■ **WRITTEN REQUEST**:
Search the listing below for the word "text" and copy each line that holds it.

■ **Collected data entries**:
* begin *

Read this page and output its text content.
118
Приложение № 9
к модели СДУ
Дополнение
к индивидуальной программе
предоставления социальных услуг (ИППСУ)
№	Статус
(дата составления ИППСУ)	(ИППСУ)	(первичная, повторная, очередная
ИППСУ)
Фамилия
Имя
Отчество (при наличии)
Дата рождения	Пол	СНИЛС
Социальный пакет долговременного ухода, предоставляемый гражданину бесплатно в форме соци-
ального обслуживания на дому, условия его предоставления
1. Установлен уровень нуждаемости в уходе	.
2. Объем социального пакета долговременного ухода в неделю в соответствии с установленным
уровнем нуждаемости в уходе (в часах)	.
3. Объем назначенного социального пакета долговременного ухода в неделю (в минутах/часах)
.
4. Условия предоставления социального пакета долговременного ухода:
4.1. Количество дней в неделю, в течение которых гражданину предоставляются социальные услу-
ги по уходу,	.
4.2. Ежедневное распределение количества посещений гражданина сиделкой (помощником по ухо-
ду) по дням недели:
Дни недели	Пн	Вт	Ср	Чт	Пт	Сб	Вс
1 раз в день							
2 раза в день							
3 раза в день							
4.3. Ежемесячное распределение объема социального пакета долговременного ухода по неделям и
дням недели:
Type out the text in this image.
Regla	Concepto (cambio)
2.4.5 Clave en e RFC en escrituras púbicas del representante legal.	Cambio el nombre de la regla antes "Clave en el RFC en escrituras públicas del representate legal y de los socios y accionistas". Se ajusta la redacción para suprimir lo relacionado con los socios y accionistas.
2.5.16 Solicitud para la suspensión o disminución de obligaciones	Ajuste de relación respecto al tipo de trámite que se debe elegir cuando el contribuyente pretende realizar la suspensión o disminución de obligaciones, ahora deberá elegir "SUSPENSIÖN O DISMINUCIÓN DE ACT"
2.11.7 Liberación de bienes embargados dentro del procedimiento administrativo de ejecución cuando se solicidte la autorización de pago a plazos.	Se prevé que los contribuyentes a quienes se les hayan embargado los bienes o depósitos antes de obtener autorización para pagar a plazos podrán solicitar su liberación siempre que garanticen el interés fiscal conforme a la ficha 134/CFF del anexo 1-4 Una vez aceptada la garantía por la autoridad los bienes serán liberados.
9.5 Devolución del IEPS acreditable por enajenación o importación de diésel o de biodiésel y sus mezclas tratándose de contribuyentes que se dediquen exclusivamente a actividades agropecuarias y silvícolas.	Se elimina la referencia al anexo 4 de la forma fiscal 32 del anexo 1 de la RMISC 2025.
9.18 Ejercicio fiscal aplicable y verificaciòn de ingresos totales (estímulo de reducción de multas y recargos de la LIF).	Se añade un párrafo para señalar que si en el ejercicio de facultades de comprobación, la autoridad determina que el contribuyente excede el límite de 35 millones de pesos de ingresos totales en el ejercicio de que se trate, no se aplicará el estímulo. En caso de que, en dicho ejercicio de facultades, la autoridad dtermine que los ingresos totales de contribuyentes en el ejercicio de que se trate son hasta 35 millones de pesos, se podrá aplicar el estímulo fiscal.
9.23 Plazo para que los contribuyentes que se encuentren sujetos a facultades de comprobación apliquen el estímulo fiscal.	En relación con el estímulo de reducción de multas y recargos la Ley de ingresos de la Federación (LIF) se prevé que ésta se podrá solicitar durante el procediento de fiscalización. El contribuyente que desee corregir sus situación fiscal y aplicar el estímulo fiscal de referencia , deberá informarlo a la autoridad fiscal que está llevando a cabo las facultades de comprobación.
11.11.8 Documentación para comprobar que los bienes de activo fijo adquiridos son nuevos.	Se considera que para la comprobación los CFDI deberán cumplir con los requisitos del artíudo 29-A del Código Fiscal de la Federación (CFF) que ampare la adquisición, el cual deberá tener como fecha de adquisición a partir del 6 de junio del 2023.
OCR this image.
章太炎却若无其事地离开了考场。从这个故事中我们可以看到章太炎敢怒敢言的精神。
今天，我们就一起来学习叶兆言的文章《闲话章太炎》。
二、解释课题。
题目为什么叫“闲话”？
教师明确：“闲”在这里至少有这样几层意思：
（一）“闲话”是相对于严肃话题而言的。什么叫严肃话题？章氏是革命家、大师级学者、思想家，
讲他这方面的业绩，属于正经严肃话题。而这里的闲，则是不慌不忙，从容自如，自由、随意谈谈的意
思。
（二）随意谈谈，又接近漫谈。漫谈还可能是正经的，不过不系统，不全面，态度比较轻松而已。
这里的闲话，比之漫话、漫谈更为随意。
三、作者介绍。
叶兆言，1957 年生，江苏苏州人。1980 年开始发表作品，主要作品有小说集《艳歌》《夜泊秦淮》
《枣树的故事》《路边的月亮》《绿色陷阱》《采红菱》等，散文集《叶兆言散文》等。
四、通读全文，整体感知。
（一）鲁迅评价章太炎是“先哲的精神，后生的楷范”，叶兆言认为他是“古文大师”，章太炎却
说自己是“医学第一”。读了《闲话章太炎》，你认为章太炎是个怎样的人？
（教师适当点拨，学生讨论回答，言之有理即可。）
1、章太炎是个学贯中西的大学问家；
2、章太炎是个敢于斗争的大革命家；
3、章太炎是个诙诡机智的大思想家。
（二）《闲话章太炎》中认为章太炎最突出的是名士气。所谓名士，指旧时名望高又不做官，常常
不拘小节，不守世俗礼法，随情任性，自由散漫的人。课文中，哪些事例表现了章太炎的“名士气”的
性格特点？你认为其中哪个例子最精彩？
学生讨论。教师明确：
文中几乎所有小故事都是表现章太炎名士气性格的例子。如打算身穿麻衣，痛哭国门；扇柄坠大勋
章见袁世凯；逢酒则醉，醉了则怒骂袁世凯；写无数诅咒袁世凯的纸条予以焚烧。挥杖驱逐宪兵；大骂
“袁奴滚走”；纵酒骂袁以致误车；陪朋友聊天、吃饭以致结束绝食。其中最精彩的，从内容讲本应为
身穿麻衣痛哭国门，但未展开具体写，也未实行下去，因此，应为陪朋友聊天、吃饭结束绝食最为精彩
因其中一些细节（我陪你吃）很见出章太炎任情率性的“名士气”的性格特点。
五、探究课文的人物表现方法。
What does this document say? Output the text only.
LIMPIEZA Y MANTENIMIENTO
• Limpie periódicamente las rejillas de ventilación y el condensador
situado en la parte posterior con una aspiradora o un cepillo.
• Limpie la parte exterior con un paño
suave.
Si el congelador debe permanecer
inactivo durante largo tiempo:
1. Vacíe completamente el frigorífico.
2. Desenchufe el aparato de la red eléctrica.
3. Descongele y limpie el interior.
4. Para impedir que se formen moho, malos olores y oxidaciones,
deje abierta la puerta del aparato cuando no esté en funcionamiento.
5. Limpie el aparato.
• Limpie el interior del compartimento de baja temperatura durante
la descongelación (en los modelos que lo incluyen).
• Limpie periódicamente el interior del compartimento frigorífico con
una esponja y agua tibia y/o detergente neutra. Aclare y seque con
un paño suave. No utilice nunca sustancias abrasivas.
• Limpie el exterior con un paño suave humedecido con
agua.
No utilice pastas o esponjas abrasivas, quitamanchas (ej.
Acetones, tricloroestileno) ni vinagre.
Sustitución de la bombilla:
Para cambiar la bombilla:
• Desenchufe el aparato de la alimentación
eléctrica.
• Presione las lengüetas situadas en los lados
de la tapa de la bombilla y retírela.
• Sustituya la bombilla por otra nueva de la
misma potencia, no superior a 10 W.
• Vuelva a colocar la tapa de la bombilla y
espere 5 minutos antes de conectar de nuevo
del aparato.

* end *

■ **REPLY**:
Read this page and output its text content.
Type out the text in this image.
What does this document say? Output the text only.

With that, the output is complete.